## PROBLEM
Identify the lines that include the word "SERVICES", then copy all of them.

## DATA TO USE
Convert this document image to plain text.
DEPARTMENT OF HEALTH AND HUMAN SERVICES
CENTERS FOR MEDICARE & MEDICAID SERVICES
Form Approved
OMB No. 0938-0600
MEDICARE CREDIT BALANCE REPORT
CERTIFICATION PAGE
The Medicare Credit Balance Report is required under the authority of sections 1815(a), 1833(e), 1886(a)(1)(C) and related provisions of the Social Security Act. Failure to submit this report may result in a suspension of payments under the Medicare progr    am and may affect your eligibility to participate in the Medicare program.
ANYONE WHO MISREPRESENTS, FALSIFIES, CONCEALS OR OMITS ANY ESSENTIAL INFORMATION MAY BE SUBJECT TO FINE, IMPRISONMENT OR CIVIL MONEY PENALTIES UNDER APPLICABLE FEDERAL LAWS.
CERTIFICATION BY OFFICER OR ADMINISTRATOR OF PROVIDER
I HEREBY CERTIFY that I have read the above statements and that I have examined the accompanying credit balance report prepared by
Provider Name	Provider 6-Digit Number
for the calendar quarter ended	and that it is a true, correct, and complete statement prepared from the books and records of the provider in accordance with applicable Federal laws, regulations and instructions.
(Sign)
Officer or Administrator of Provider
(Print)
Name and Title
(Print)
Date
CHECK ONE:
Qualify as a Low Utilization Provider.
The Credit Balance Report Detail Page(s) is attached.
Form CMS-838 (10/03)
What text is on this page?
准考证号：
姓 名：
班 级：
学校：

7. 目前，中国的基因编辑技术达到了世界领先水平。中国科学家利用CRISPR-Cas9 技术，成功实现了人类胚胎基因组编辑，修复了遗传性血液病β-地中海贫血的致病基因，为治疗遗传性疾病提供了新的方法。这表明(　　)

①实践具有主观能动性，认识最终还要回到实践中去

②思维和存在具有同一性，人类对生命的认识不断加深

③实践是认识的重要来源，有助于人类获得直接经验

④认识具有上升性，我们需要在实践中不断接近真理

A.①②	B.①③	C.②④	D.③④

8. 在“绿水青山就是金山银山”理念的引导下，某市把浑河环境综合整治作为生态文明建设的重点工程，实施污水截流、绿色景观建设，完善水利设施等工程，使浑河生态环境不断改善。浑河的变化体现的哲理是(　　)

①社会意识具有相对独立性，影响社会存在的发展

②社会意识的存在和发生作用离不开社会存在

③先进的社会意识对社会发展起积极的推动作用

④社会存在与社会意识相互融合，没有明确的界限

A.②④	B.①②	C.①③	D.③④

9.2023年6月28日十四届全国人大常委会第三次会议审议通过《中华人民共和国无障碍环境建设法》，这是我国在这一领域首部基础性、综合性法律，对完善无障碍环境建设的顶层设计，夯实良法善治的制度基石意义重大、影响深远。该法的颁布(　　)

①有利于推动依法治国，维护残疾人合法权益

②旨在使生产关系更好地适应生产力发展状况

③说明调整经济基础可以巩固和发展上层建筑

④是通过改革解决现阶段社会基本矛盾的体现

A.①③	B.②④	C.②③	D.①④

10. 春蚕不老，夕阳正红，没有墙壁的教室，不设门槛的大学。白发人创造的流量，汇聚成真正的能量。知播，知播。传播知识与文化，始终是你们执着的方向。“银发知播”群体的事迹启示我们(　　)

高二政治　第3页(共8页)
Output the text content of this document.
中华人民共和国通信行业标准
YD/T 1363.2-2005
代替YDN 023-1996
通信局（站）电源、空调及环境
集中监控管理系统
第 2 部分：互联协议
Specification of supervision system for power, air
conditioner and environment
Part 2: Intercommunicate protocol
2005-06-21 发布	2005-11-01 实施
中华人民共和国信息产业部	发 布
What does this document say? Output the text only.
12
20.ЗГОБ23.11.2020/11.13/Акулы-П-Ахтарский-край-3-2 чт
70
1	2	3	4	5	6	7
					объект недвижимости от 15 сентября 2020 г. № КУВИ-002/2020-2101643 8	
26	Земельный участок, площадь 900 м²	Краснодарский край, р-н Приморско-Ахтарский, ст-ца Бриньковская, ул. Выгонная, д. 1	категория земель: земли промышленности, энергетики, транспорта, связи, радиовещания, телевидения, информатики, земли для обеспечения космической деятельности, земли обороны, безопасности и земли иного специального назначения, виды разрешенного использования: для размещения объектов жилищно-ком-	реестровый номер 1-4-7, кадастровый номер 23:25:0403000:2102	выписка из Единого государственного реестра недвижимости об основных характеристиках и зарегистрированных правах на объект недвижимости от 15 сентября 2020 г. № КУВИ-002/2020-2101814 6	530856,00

## ANSWER TO THIS TASK
DEPARTMENT OF HEALTH AND HUMAN SERVICES
CENTERS FOR MEDICARE & MEDICAID SERVICES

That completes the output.